Raw data:

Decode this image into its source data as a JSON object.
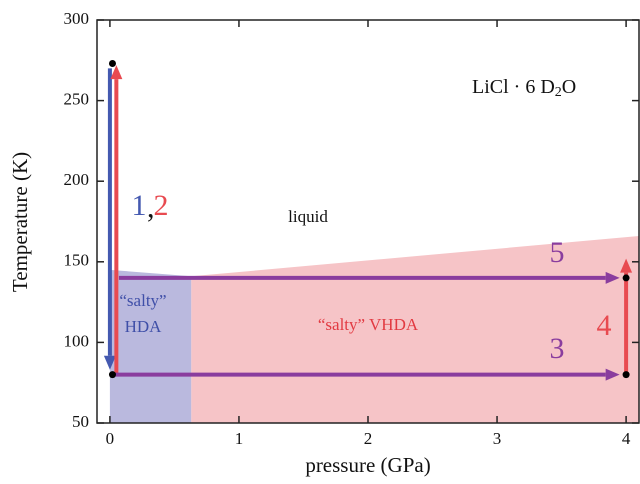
{
  "chart_data": {
    "type": "phase-diagram",
    "x_label": "pressure (GPa)",
    "y_label": "Temperature (K)",
    "xlim": [
      -0.1,
      4.1
    ],
    "ylim": [
      50,
      300
    ],
    "xticks": [
      0,
      1,
      2,
      3,
      4
    ],
    "yticks": [
      50,
      100,
      150,
      200,
      250,
      300
    ],
    "compound": {
      "text": "LiCl · 6 D",
      "subscript": "2",
      "suffix": "O"
    },
    "regions": [
      {
        "name": "“salty” VHDA",
        "color": "#f6c4c7",
        "x": [
          0.63,
          4.1,
          4.1,
          0.63
        ],
        "y": [
          50,
          50,
          166,
          141
        ]
      },
      {
        "name": "“salty” HDA",
        "color": "#bab9de",
        "x": [
          0,
          0.63,
          0.63,
          0
        ],
        "y": [
          50,
          50,
          141,
          145
        ]
      }
    ],
    "liquid_label": "liquid",
    "arrows": [
      {
        "label": "1",
        "color": "#4459b0",
        "x": [
          0,
          0
        ],
        "y": [
          270,
          83
        ]
      },
      {
        "label": "2",
        "color": "#e84a50",
        "x": [
          0.05,
          0.05
        ],
        "y": [
          80,
          272
        ]
      },
      {
        "label": "3",
        "color": "#8a3d9e",
        "x": [
          0.02,
          3.95
        ],
        "y": [
          80,
          80
        ]
      },
      {
        "label": "4",
        "color": "#e84a50",
        "x": [
          4,
          4
        ],
        "y": [
          80,
          152
        ]
      },
      {
        "label": "5",
        "color": "#8a3d9e",
        "x": [
          0.07,
          3.95
        ],
        "y": [
          140,
          140
        ]
      }
    ],
    "label_separator": ",",
    "points": {
      "x": [
        0.02,
        0.02,
        4,
        4
      ],
      "y": [
        273,
        80,
        80,
        140
      ]
    }
  }
}
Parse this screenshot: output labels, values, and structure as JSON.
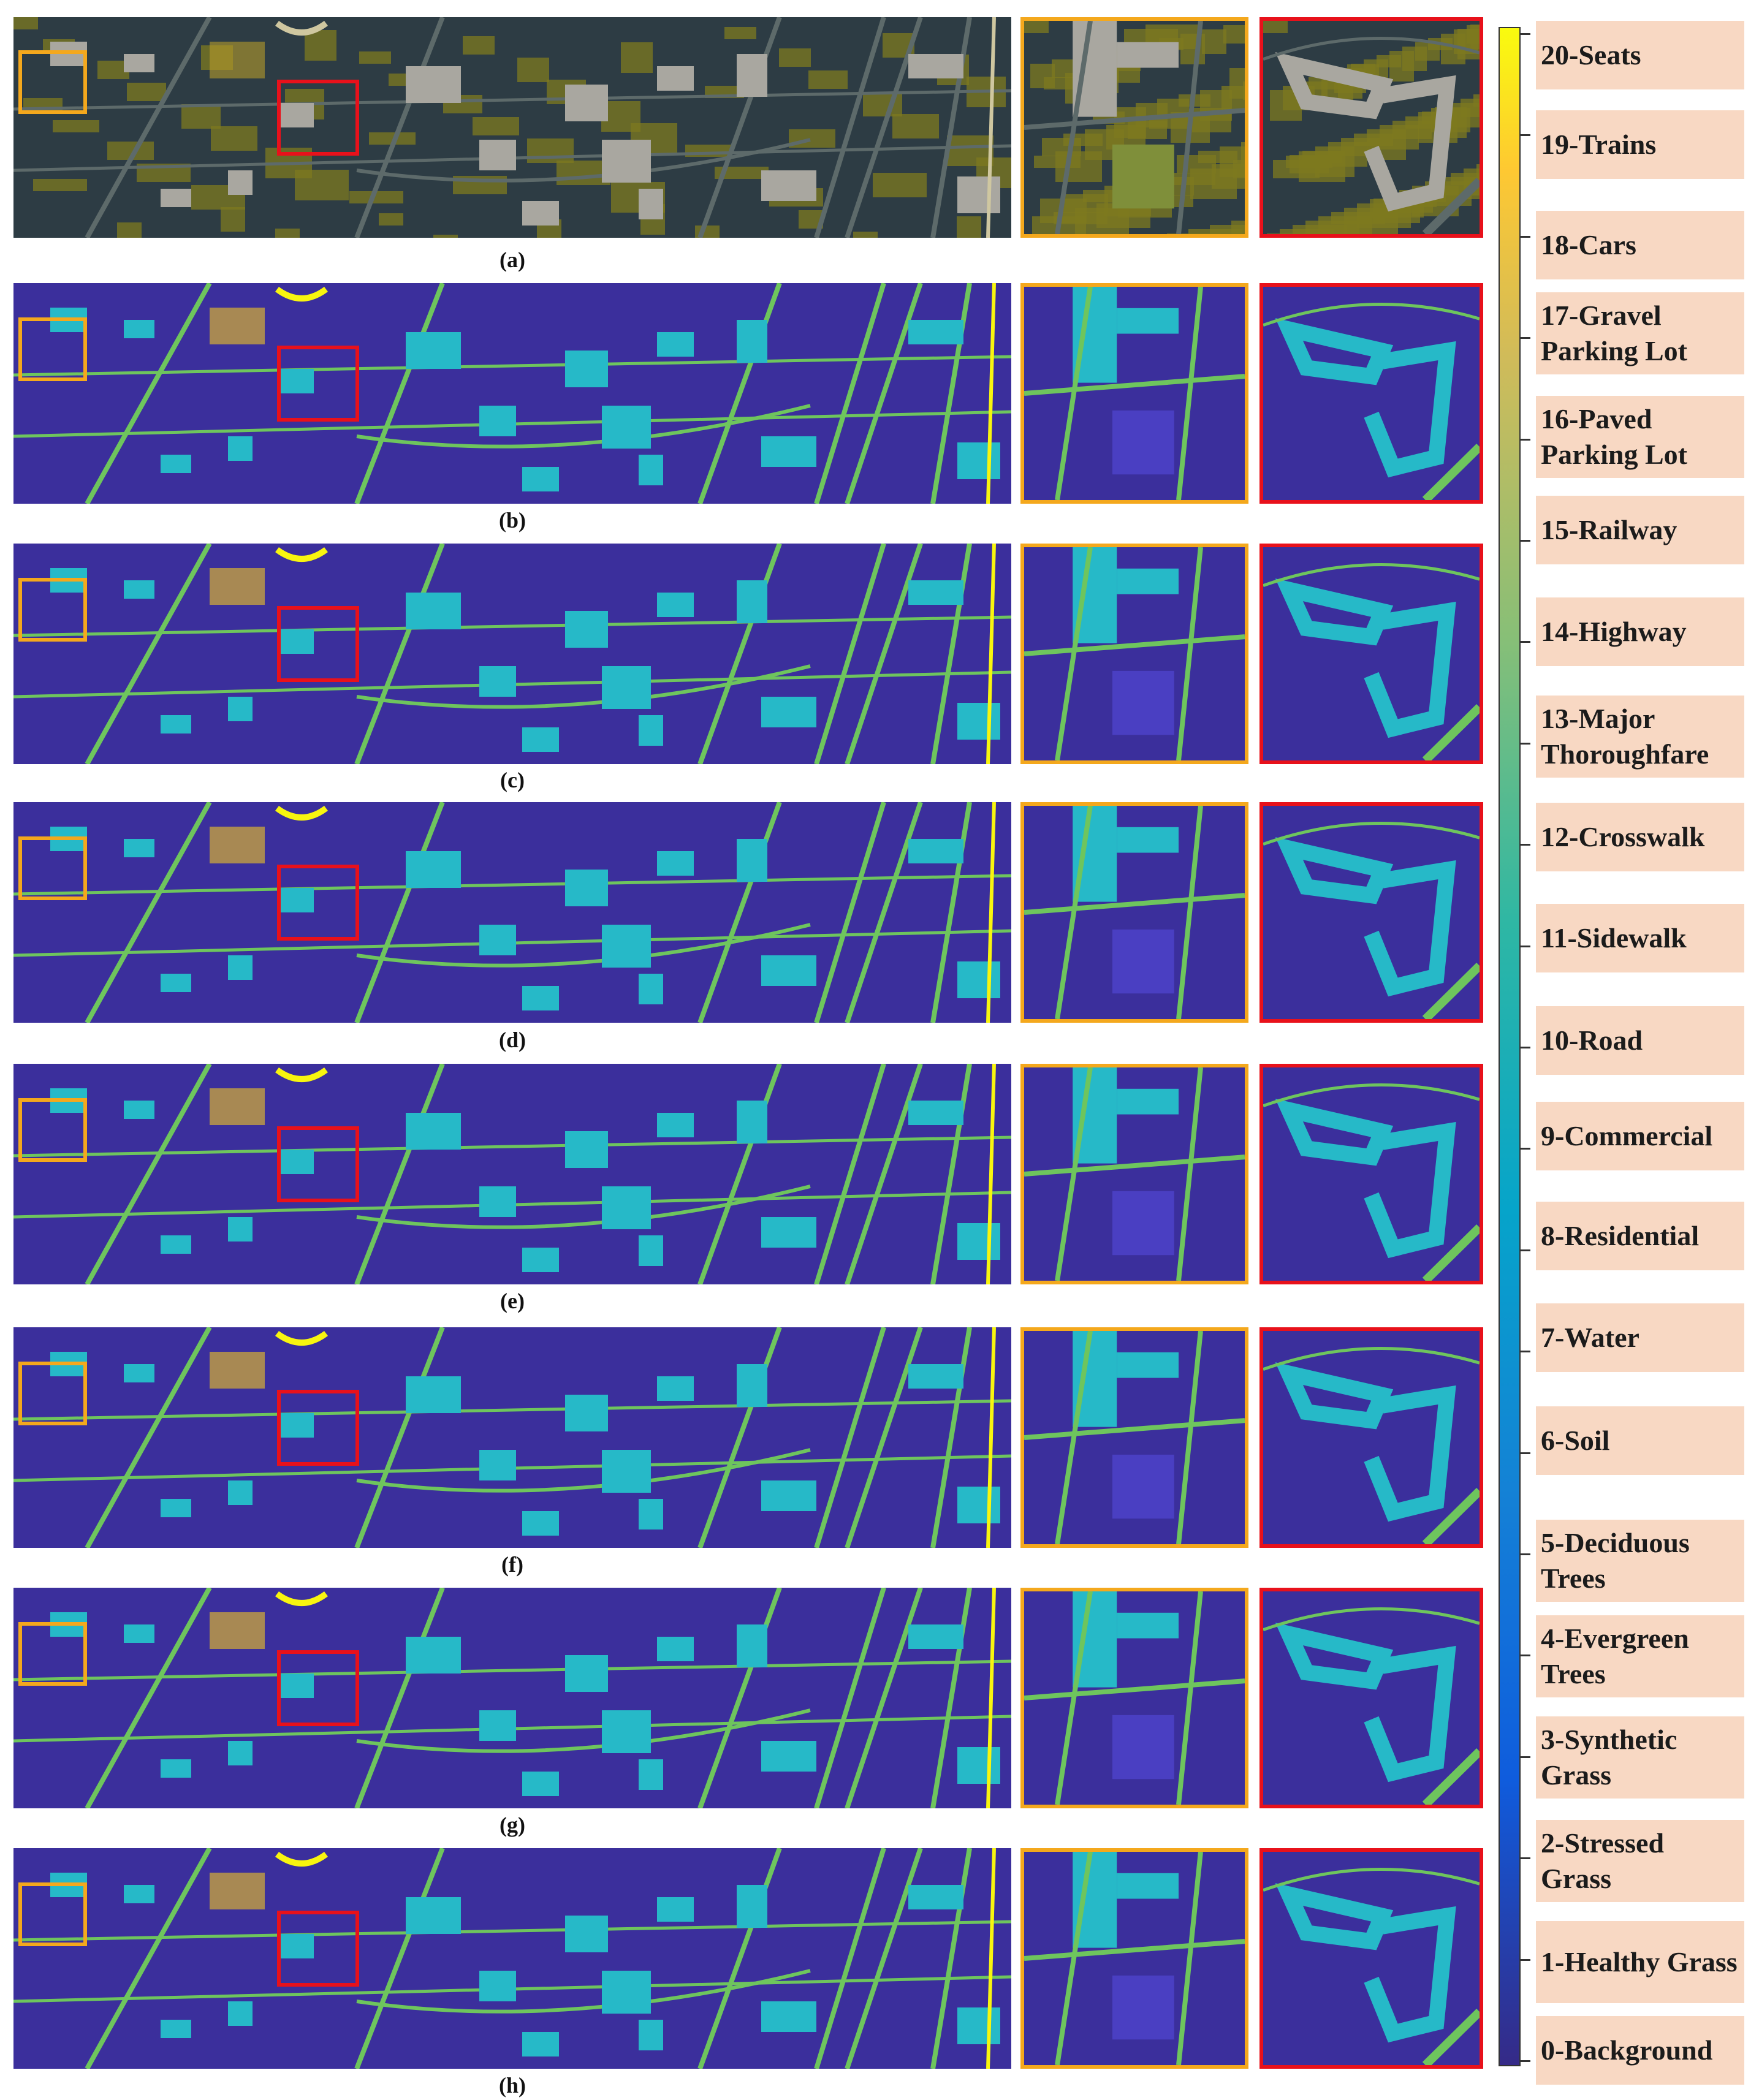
{
  "panels": [
    {
      "caption": "(a)",
      "kind": "rgb"
    },
    {
      "caption": "(b)",
      "kind": "map"
    },
    {
      "caption": "(c)",
      "kind": "map"
    },
    {
      "caption": "(d)",
      "kind": "map"
    },
    {
      "caption": "(e)",
      "kind": "map"
    },
    {
      "caption": "(f)",
      "kind": "map"
    },
    {
      "caption": "(g)",
      "kind": "map"
    },
    {
      "caption": "(h)",
      "kind": "map"
    }
  ],
  "legend": [
    "20-Seats",
    "19-Trains",
    "18-Cars",
    "17-Gravel Parking Lot",
    "16-Paved Parking Lot",
    "15-Railway",
    "14-Highway",
    "13-Major Thoroughfare",
    "12-Crosswalk",
    "11-Sidewalk",
    "10-Road",
    "9-Commercial",
    "8-Residential",
    "7-Water",
    "6-Soil",
    "5-Deciduous Trees",
    "4-Evergreen Trees",
    "3-Synthetic Grass",
    "2-Stressed Grass",
    "1-Healthy Grass",
    "0-Background"
  ],
  "colors": {
    "zoom_box_orange": "#f4a81d",
    "zoom_box_red": "#e8111b",
    "background_class": "#3b2f9c",
    "building_class": "#26b9c8",
    "road_class": "#6ec55d",
    "car_class": "#f2c623",
    "seat_class": "#f8f50f"
  }
}
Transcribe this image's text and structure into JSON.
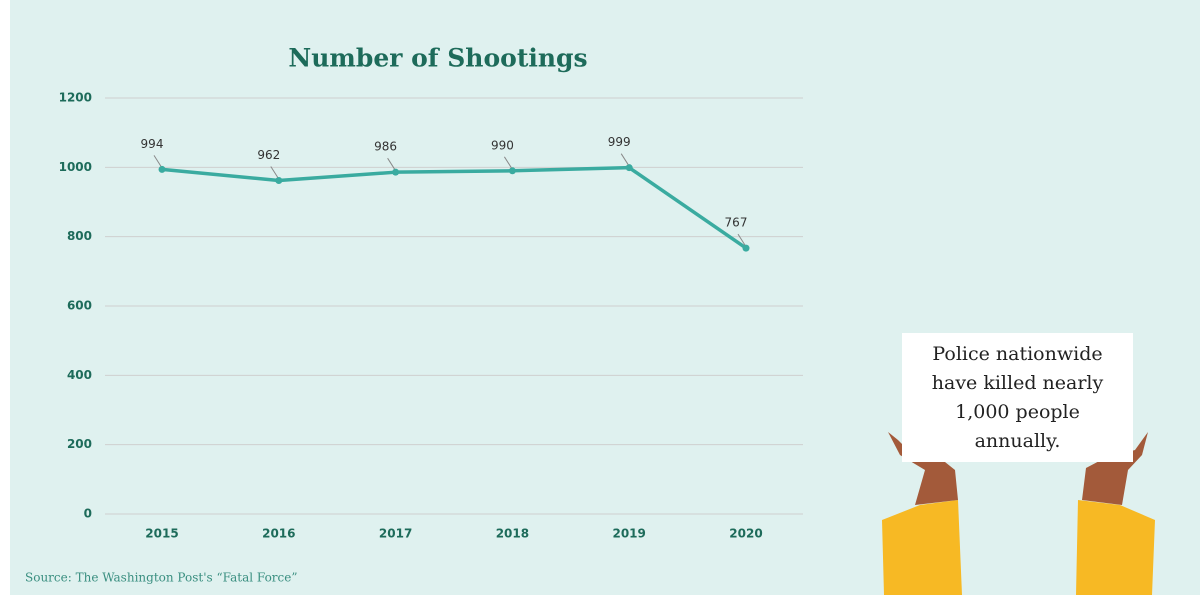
{
  "chart_data": {
    "type": "line",
    "title": "Number of Shootings",
    "categories": [
      "2015",
      "2016",
      "2017",
      "2018",
      "2019",
      "2020"
    ],
    "series": [
      {
        "name": "Number of Shootings",
        "color": "#3aaba0",
        "values": [
          994,
          962,
          986,
          990,
          999,
          767
        ]
      }
    ],
    "ylim": [
      0,
      1200
    ],
    "yticks": [
      0,
      200,
      400,
      600,
      800,
      1000,
      1200
    ],
    "grid": true,
    "source": "Source: The Washington Post's “Fatal Force”",
    "annotation": "Police nationwide have killed nearly 1,000 people annually."
  }
}
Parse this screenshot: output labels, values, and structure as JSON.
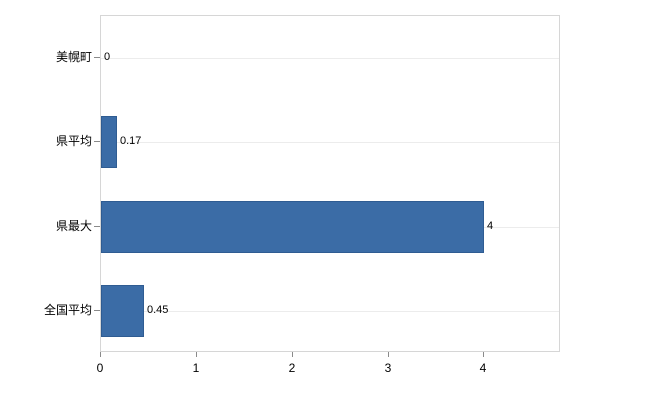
{
  "chart_data": {
    "type": "bar",
    "orientation": "horizontal",
    "title": "",
    "xlabel": "",
    "ylabel": "",
    "categories": [
      "美幌町",
      "県平均",
      "県最大",
      "全国平均"
    ],
    "values": [
      0,
      0.17,
      4,
      0.45
    ],
    "value_labels": [
      "0",
      "0.17",
      "4",
      "0.45"
    ],
    "xlim": [
      0,
      4.8
    ],
    "x_ticks": [
      "0",
      "1",
      "2",
      "3",
      "4"
    ],
    "x_tick_values": [
      0,
      1,
      2,
      3,
      4
    ],
    "grid": "horizontal-light",
    "legend": "none",
    "bar_color": "#3b6ca6",
    "bar_border_color": "#2f5c92"
  }
}
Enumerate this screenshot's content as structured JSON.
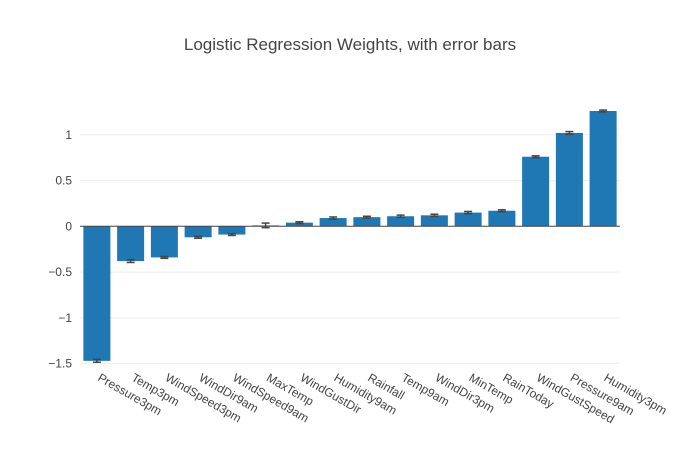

Your objective:
Your copy should hold every record word for word and none of the pictures.

Task output:
Decode this image into its source data as a JSON object.
{
  "chart_data": {
    "type": "phase-diagram",
    "x_label": "pressure (GPa)",
    "y_label": "Temperature (K)",
    "xlim": [
      -0.1,
      4.1
    ],
    "ylim": [
      50,
      300
    ],
    "xticks": [
      0,
      1,
      2,
      3,
      4
    ],
    "yticks": [
      50,
      100,
      150,
      200,
      250,
      300
    ],
    "compound": {
      "text": "LiCl · 6 D",
      "subscript": "2",
      "suffix": "O"
    },
    "regions": [
      {
        "name": "“salty” VHDA",
        "color": "#f6c4c7",
        "x": [
          0.63,
          4.1,
          4.1,
          0.63
        ],
        "y": [
          50,
          50,
          166,
          141
        ]
      },
      {
        "name": "“salty” HDA",
        "color": "#bab9de",
        "x": [
          0,
          0.63,
          0.63,
          0
        ],
        "y": [
          50,
          50,
          141,
          145
        ]
      }
    ],
    "liquid_label": "liquid",
    "arrows": [
      {
        "label": "1",
        "color": "#4459b0",
        "x": [
          0,
          0
        ],
        "y": [
          270,
          83
        ]
      },
      {
        "label": "2",
        "color": "#e84a50",
        "x": [
          0.05,
          0.05
        ],
        "y": [
          80,
          272
        ]
      },
      {
        "label": "3",
        "color": "#8a3d9e",
        "x": [
          0.02,
          3.95
        ],
        "y": [
          80,
          80
        ]
      },
      {
        "label": "4",
        "color": "#e84a50",
        "x": [
          4,
          4
        ],
        "y": [
          80,
          152
        ]
      },
      {
        "label": "5",
        "color": "#8a3d9e",
        "x": [
          0.07,
          3.95
        ],
        "y": [
          140,
          140
        ]
      }
    ],
    "label_separator": ",",
    "points": {
      "x": [
        0.02,
        0.02,
        4,
        4
      ],
      "y": [
        273,
        80,
        80,
        140
      ]
    }
  }
}
Parse this screenshot: output labels, values, and structure as JSON.
{
  "panels": [
    {
      "caption": "(a)",
      "kind": "rgb"
    },
    {
      "caption": "(b)",
      "kind": "map"
    },
    {
      "caption": "(c)",
      "kind": "map"
    },
    {
      "caption": "(d)",
      "kind": "map"
    },
    {
      "caption": "(e)",
      "kind": "map"
    },
    {
      "caption": "(f)",
      "kind": "map"
    },
    {
      "caption": "(g)",
      "kind": "map"
    },
    {
      "caption": "(h)",
      "kind": "map"
    }
  ],
  "legend": [
    "20-Seats",
    "19-Trains",
    "18-Cars",
    "17-Gravel Parking Lot",
    "16-Paved Parking Lot",
    "15-Railway",
    "14-Highway",
    "13-Major Thoroughfare",
    "12-Crosswalk",
    "11-Sidewalk",
    "10-Road",
    "9-Commercial",
    "8-Residential",
    "7-Water",
    "6-Soil",
    "5-Deciduous Trees",
    "4-Evergreen Trees",
    "3-Synthetic Grass",
    "2-Stressed Grass",
    "1-Healthy Grass",
    "0-Background"
  ],
  "colors": {
    "zoom_box_orange": "#f4a81d",
    "zoom_box_red": "#e8111b",
    "background_class": "#3b2f9c",
    "building_class": "#26b9c8",
    "road_class": "#6ec55d",
    "car_class": "#f2c623",
    "seat_class": "#f8f50f"
  }
}
Transcribe this image's text and structure into JSON.
{
  "chart_data": {
    "type": "line",
    "title": "Number of Shootings",
    "categories": [
      "2015",
      "2016",
      "2017",
      "2018",
      "2019",
      "2020"
    ],
    "series": [
      {
        "name": "Number of Shootings",
        "color": "#3aaba0",
        "values": [
          994,
          962,
          986,
          990,
          999,
          767
        ]
      }
    ],
    "ylim": [
      0,
      1200
    ],
    "yticks": [
      0,
      200,
      400,
      600,
      800,
      1000,
      1200
    ],
    "grid": true,
    "source": "Source: The Washington Post's “Fatal Force”",
    "annotation": "Police nationwide have killed nearly 1,000 people annually."
  }
}
Parse this screenshot: output labels, values, and structure as JSON.
{
  "chart_data": {
    "type": "bar",
    "orientation": "horizontal",
    "title": "",
    "xlabel": "",
    "ylabel": "",
    "categories": [
      "美幌町",
      "県平均",
      "県最大",
      "全国平均"
    ],
    "values": [
      0,
      0.17,
      4,
      0.45
    ],
    "value_labels": [
      "0",
      "0.17",
      "4",
      "0.45"
    ],
    "xlim": [
      0,
      4.8
    ],
    "x_ticks": [
      "0",
      "1",
      "2",
      "3",
      "4"
    ],
    "x_tick_values": [
      0,
      1,
      2,
      3,
      4
    ],
    "grid": "horizontal-light",
    "legend": "none",
    "bar_color": "#3b6ca6",
    "bar_border_color": "#2f5c92"
  }
}
Enumerate this screenshot's content as structured JSON.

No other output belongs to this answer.